-- begin --

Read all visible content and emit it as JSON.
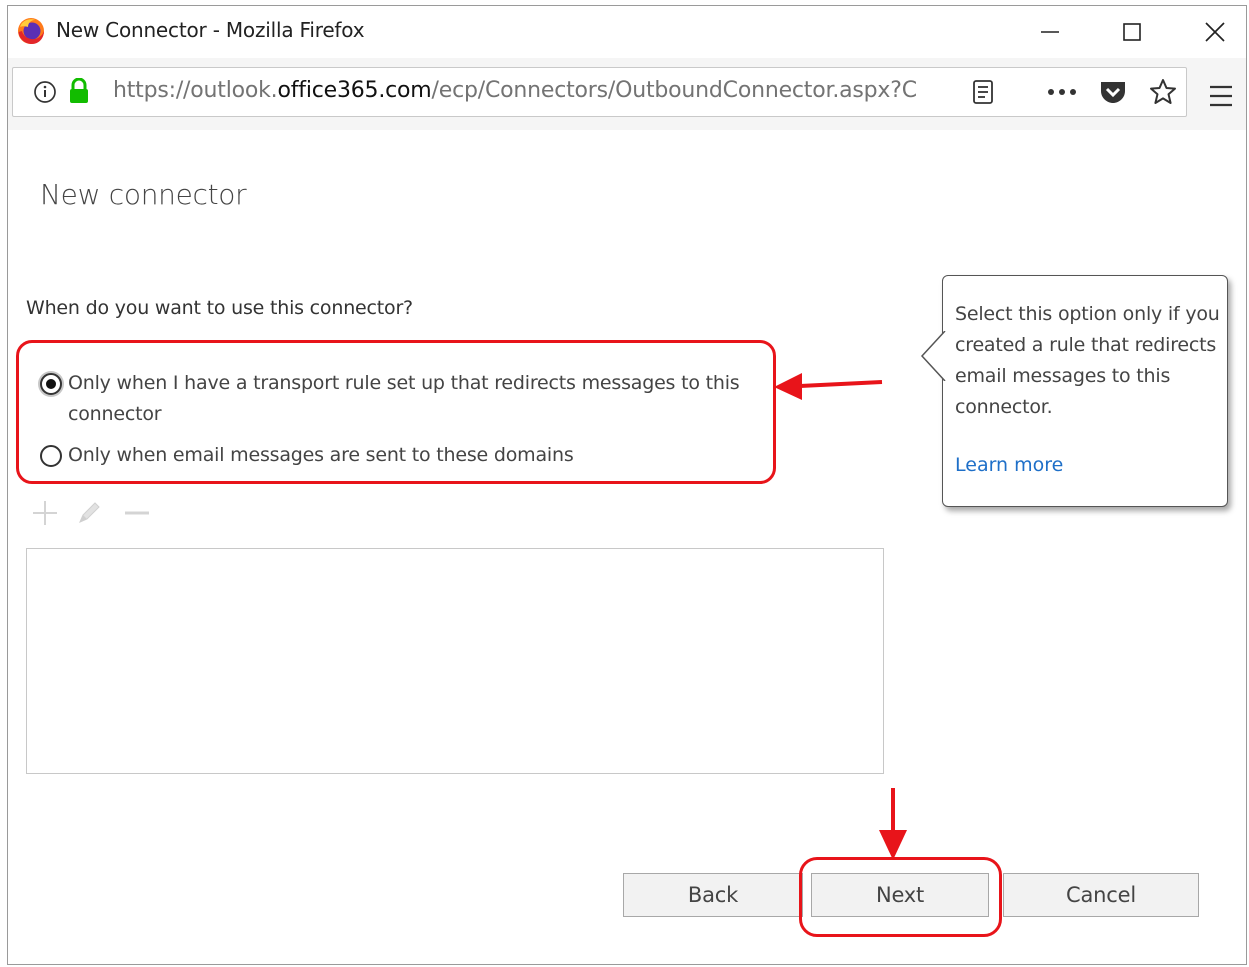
{
  "window": {
    "title": "New Connector - Mozilla Firefox",
    "controls": [
      "minimize-icon",
      "maximize-icon",
      "close-icon"
    ]
  },
  "urlbar": {
    "prefix": "https://outlook.",
    "host": "office365.com",
    "path": "/ecp/Connectors/OutboundConnector.aspx?C",
    "icons": [
      "info-icon",
      "lock-icon",
      "reader-view-icon",
      "more-icon",
      "pocket-icon",
      "bookmark-star-icon",
      "menu-icon"
    ]
  },
  "page": {
    "title": "New connector",
    "question": "When do you want to use this connector?",
    "options": [
      {
        "label": "Only when I have a transport rule set up that redirects messages to this connector",
        "selected": true
      },
      {
        "label": "Only when email messages are sent to these domains",
        "selected": false
      }
    ],
    "toolbar_icons": [
      "add-icon",
      "edit-icon",
      "remove-icon"
    ]
  },
  "callout": {
    "text": "Select this option only if you created a rule that redirects email messages to this connector.",
    "link": "Learn more"
  },
  "buttons": {
    "back": "Back",
    "next": "Next",
    "cancel": "Cancel"
  },
  "colors": {
    "annotation_red": "#e8141a",
    "link_blue": "#1e6fc8",
    "lock_green": "#12bc00"
  }
}
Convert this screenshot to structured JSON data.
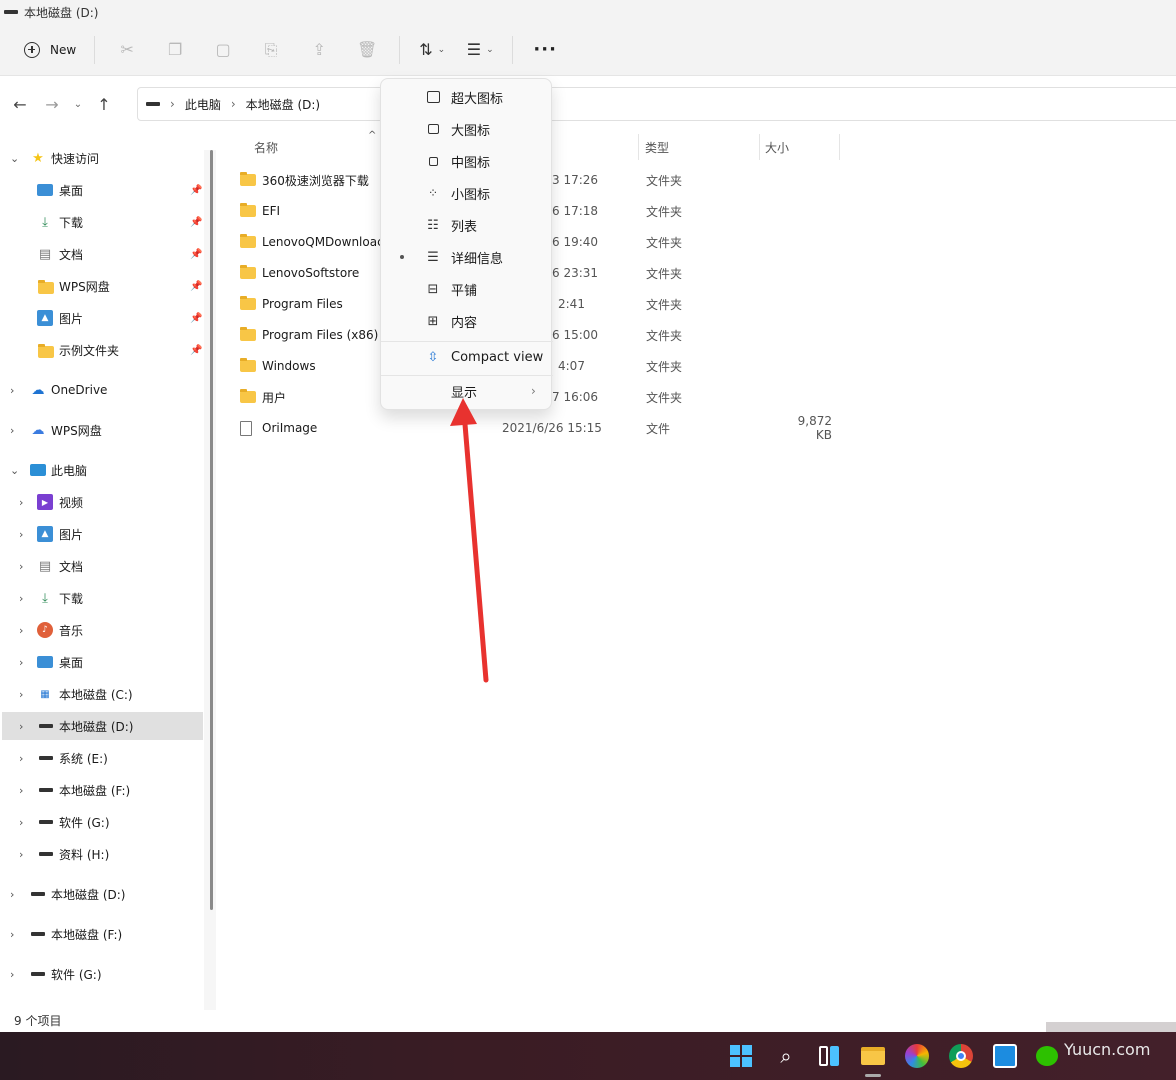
{
  "window": {
    "title": "本地磁盘 (D:)"
  },
  "toolbar": {
    "new_label": "New",
    "icons": [
      "cut-icon",
      "copy-icon",
      "paste-icon",
      "rename-icon",
      "share-icon",
      "delete-icon",
      "sort-icon",
      "view-icon",
      "more-icon"
    ]
  },
  "address": {
    "crumbs": [
      "此电脑",
      "本地磁盘 (D:)"
    ]
  },
  "sidebar": {
    "quick_access": "快速访问",
    "quick_items": [
      "桌面",
      "下载",
      "文档",
      "WPS网盘",
      "图片",
      "示例文件夹"
    ],
    "onedrive": "OneDrive",
    "wps": "WPS网盘",
    "this_pc": "此电脑",
    "pc_items": [
      "视频",
      "图片",
      "文档",
      "下载",
      "音乐",
      "桌面",
      "本地磁盘 (C:)",
      "本地磁盘 (D:)",
      "系统 (E:)",
      "本地磁盘 (F:)",
      "软件 (G:)",
      "资料 (H:)"
    ],
    "drives": [
      "本地磁盘 (D:)",
      "本地磁盘 (F:)",
      "软件 (G:)"
    ]
  },
  "columns": {
    "name": "名称",
    "type": "类型",
    "size": "大小"
  },
  "files": [
    {
      "name": "360极速浏览器下载",
      "date": "3 17:26",
      "type": "文件夹",
      "size": "",
      "kind": "folder"
    },
    {
      "name": "EFI",
      "date": "6 17:18",
      "type": "文件夹",
      "size": "",
      "kind": "folder"
    },
    {
      "name": "LenovoQMDownloac",
      "date": "6 19:40",
      "type": "文件夹",
      "size": "",
      "kind": "folder"
    },
    {
      "name": "LenovoSoftstore",
      "date": "6 23:31",
      "type": "文件夹",
      "size": "",
      "kind": "folder"
    },
    {
      "name": "Program Files",
      "date": "2:41",
      "type": "文件夹",
      "size": "",
      "kind": "folder"
    },
    {
      "name": "Program Files (x86)",
      "date": "6 15:00",
      "type": "文件夹",
      "size": "",
      "kind": "folder"
    },
    {
      "name": "Windows",
      "date": "4:07",
      "type": "文件夹",
      "size": "",
      "kind": "folder"
    },
    {
      "name": "用户",
      "date": "7 16:06",
      "type": "文件夹",
      "size": "",
      "kind": "folder"
    },
    {
      "name": "OriImage",
      "date": "2021/6/26 15:15",
      "type": "文件",
      "size": "9,872 KB",
      "kind": "file"
    }
  ],
  "view_menu": {
    "items": [
      "超大图标",
      "大图标",
      "中图标",
      "小图标",
      "列表",
      "详细信息",
      "平铺",
      "内容"
    ],
    "selected": "详细信息",
    "compact": "Compact view",
    "show": "显示"
  },
  "status": {
    "count": "9 个项目"
  },
  "watermark": "Yuucn.com",
  "annotation_color": "#e8322f"
}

-- end --

Repeat the records above exactly, leaving out the pictures.

### Written answer
Read all visible content and emit it as JSON.
{
  "window": {
    "title": "New Connector - Mozilla Firefox",
    "controls": [
      "minimize-icon",
      "maximize-icon",
      "close-icon"
    ]
  },
  "urlbar": {
    "prefix": "https://outlook.",
    "host": "office365.com",
    "path": "/ecp/Connectors/OutboundConnector.aspx?C",
    "icons": [
      "info-icon",
      "lock-icon",
      "reader-view-icon",
      "more-icon",
      "pocket-icon",
      "bookmark-star-icon",
      "menu-icon"
    ]
  },
  "page": {
    "title": "New connector",
    "question": "When do you want to use this connector?",
    "options": [
      {
        "label": "Only when I have a transport rule set up that redirects messages to this connector",
        "selected": true
      },
      {
        "label": "Only when email messages are sent to these domains",
        "selected": false
      }
    ],
    "toolbar_icons": [
      "add-icon",
      "edit-icon",
      "remove-icon"
    ]
  },
  "callout": {
    "text": "Select this option only if you created a rule that redirects email messages to this connector.",
    "link": "Learn more"
  },
  "buttons": {
    "back": "Back",
    "next": "Next",
    "cancel": "Cancel"
  },
  "colors": {
    "annotation_red": "#e8141a",
    "link_blue": "#1e6fc8",
    "lock_green": "#12bc00"
  }
}
Convert this screenshot to structured JSON data.
{
  "window": {
    "title": "本地磁盘 (D:)"
  },
  "toolbar": {
    "new_label": "New",
    "icons": [
      "cut-icon",
      "copy-icon",
      "paste-icon",
      "rename-icon",
      "share-icon",
      "delete-icon",
      "sort-icon",
      "view-icon",
      "more-icon"
    ]
  },
  "address": {
    "crumbs": [
      "此电脑",
      "本地磁盘 (D:)"
    ]
  },
  "sidebar": {
    "quick_access": "快速访问",
    "quick_items": [
      "桌面",
      "下载",
      "文档",
      "WPS网盘",
      "图片",
      "示例文件夹"
    ],
    "onedrive": "OneDrive",
    "wps": "WPS网盘",
    "this_pc": "此电脑",
    "pc_items": [
      "视频",
      "图片",
      "文档",
      "下载",
      "音乐",
      "桌面",
      "本地磁盘 (C:)",
      "本地磁盘 (D:)",
      "系统 (E:)",
      "本地磁盘 (F:)",
      "软件 (G:)",
      "资料 (H:)"
    ],
    "drives": [
      "本地磁盘 (D:)",
      "本地磁盘 (F:)",
      "软件 (G:)"
    ]
  },
  "columns": {
    "name": "名称",
    "type": "类型",
    "size": "大小"
  },
  "files": [
    {
      "name": "360极速浏览器下载",
      "date": "3 17:26",
      "type": "文件夹",
      "size": "",
      "kind": "folder"
    },
    {
      "name": "EFI",
      "date": "6 17:18",
      "type": "文件夹",
      "size": "",
      "kind": "folder"
    },
    {
      "name": "LenovoQMDownloac",
      "date": "6 19:40",
      "type": "文件夹",
      "size": "",
      "kind": "folder"
    },
    {
      "name": "LenovoSoftstore",
      "date": "6 23:31",
      "type": "文件夹",
      "size": "",
      "kind": "folder"
    },
    {
      "name": "Program Files",
      "date": "2:41",
      "type": "文件夹",
      "size": "",
      "kind": "folder"
    },
    {
      "name": "Program Files (x86)",
      "date": "6 15:00",
      "type": "文件夹",
      "size": "",
      "kind": "folder"
    },
    {
      "name": "Windows",
      "date": "4:07",
      "type": "文件夹",
      "size": "",
      "kind": "folder"
    },
    {
      "name": "用户",
      "date": "7 16:06",
      "type": "文件夹",
      "size": "",
      "kind": "folder"
    },
    {
      "name": "OriImage",
      "date": "2021/6/26 15:15",
      "type": "文件",
      "size": "9,872 KB",
      "kind": "file"
    }
  ],
  "view_menu": {
    "items": [
      "超大图标",
      "大图标",
      "中图标",
      "小图标",
      "列表",
      "详细信息",
      "平铺",
      "内容"
    ],
    "selected": "详细信息",
    "compact": "Compact view",
    "show": "显示"
  },
  "status": {
    "count": "9 个项目"
  },
  "watermark": "Yuucn.com",
  "annotation_color": "#e8322f"
}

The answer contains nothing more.